TASK TO CARRY OUT
Please reproduce the listing word for word, from the line holding "List each element" through the line holding "nav-printers[interactable]: Printers: [6, 116, 256, 162]", inclusive, and leave out the pictures.
━━ MATERIALS PROVIDED
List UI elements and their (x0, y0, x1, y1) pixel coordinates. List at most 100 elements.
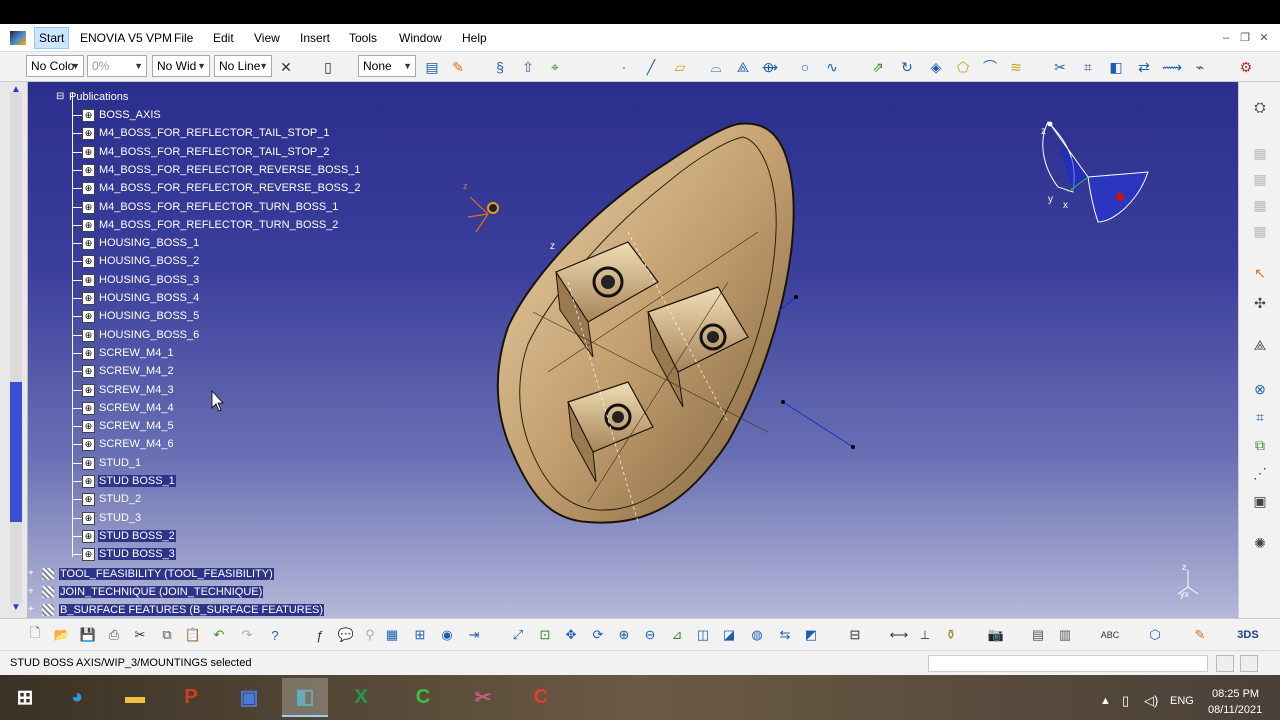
━━━━
━━ MATERIALS PROVIDED
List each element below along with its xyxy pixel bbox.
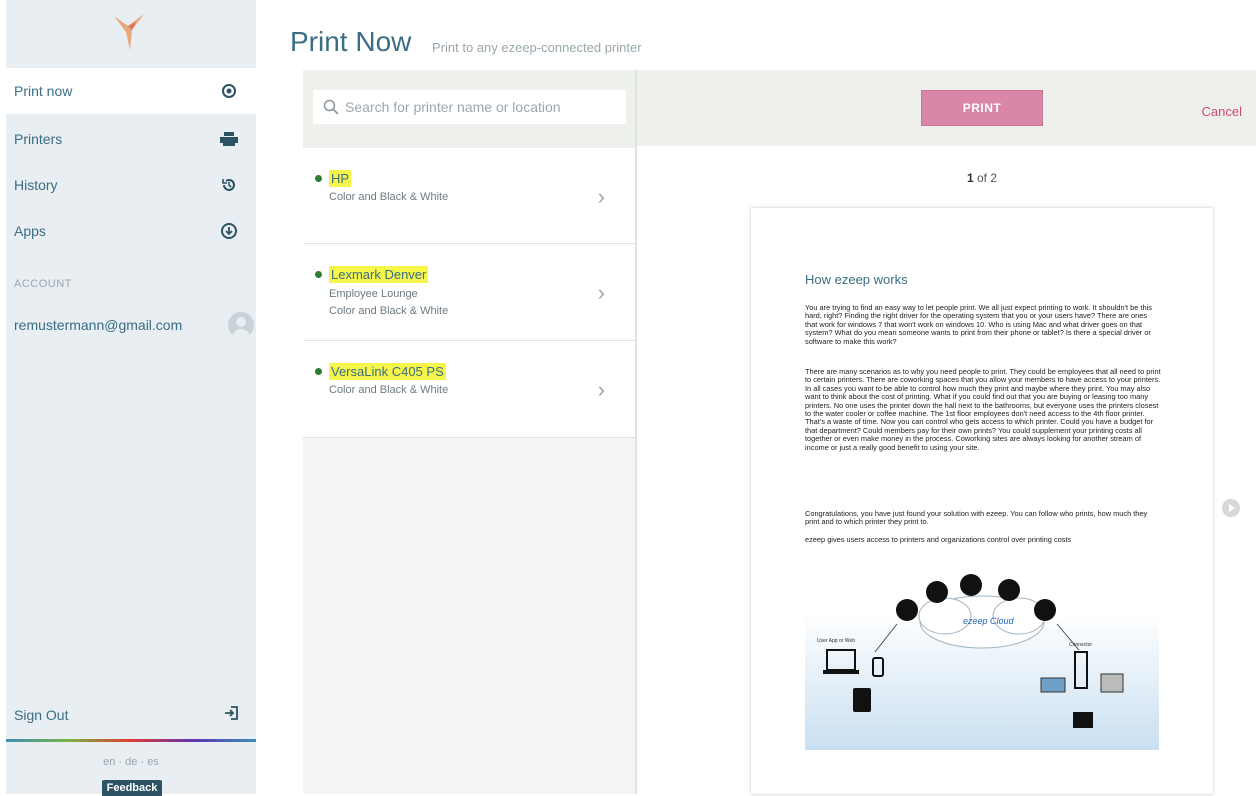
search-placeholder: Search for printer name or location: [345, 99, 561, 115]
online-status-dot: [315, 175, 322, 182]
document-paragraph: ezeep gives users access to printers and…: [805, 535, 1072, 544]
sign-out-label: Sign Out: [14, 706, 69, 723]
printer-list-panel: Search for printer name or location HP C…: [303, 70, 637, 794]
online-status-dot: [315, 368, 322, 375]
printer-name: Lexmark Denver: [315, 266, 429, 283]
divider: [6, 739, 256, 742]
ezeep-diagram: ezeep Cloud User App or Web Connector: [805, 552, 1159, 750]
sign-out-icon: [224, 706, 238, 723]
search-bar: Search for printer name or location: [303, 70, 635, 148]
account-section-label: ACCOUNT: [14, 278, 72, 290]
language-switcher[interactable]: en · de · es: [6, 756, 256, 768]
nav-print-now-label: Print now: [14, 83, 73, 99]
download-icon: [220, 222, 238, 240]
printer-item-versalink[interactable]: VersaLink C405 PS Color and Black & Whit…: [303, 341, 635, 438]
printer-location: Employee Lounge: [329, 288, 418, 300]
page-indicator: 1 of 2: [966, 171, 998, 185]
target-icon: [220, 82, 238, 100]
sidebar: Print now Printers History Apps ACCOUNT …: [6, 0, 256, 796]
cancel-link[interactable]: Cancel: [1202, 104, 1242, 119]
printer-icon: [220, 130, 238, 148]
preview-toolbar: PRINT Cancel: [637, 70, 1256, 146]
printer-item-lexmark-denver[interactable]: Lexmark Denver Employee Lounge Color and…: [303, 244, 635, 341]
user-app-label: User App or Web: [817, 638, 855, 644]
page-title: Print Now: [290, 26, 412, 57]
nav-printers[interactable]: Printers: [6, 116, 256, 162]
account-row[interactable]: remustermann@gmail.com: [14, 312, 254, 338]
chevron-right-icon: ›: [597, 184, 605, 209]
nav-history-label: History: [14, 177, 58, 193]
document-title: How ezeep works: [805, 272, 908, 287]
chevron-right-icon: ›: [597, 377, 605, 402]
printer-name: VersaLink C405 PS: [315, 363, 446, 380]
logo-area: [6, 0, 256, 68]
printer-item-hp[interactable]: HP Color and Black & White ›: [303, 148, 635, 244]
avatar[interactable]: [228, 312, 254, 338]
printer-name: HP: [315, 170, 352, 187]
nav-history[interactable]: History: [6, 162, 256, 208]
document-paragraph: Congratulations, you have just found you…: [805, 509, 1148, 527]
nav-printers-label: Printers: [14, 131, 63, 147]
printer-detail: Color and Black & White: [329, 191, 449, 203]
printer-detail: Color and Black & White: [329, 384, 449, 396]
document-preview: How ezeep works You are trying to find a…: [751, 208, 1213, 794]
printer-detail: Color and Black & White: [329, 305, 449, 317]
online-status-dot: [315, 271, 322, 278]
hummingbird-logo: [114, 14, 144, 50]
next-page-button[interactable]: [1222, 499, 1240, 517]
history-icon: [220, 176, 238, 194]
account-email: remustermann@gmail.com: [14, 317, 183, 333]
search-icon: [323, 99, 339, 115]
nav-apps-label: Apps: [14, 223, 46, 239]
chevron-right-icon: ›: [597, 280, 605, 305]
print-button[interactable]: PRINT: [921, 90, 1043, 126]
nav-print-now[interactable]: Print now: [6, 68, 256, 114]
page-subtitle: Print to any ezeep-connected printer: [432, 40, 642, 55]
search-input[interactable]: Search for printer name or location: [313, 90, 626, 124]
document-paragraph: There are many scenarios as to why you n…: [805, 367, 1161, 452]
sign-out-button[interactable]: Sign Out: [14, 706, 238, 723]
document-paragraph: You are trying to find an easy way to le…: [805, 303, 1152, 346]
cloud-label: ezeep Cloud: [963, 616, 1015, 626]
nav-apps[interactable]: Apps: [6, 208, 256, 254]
━━━━
RESULT FOR THIS TASK
List each element below along with its xyxy pixel bbox.
search-placeholder: Search for printer name or location: [345, 99, 561, 115]
online-status-dot: [315, 175, 322, 182]
document-paragraph: ezeep gives users access to printers and…: [805, 535, 1072, 544]
sign-out-label: Sign Out: [14, 706, 69, 723]
printer-list-panel: Search for printer name or location HP C…: [303, 70, 637, 794]
online-status-dot: [315, 368, 322, 375]
printer-name: Lexmark Denver: [315, 266, 429, 283]
divider: [6, 739, 256, 742]
ezeep-diagram: ezeep Cloud User App or Web Connector: [805, 552, 1159, 750]
sign-out-icon: [224, 706, 238, 723]
search-bar: Search for printer name or location: [303, 70, 635, 148]
account-section-label: ACCOUNT: [14, 278, 72, 290]
language-switcher[interactable]: en · de · es: [6, 756, 256, 768]
nav-print-now-label: Print now: [14, 83, 73, 99]
download-icon: [220, 222, 238, 240]
printer-item-versalink[interactable]: VersaLink C405 PS Color and Black & Whit…: [303, 341, 635, 438]
printer-location: Employee Lounge: [329, 288, 418, 300]
page-indicator: 1 of 2: [966, 171, 998, 185]
target-icon: [220, 82, 238, 100]
sidebar: Print now Printers History Apps ACCOUNT …: [6, 0, 256, 796]
cancel-link[interactable]: Cancel: [1202, 104, 1242, 119]
printer-icon: [220, 130, 238, 148]
preview-toolbar: PRINT Cancel: [637, 70, 1256, 146]
printer-item-lexmark-denver[interactable]: Lexmark Denver Employee Lounge Color and…: [303, 244, 635, 341]
user-app-label: User App or Web: [817, 638, 855, 644]
page-title: Print Now: [290, 26, 412, 57]
nav-printers[interactable]: Printers: [6, 116, 256, 162]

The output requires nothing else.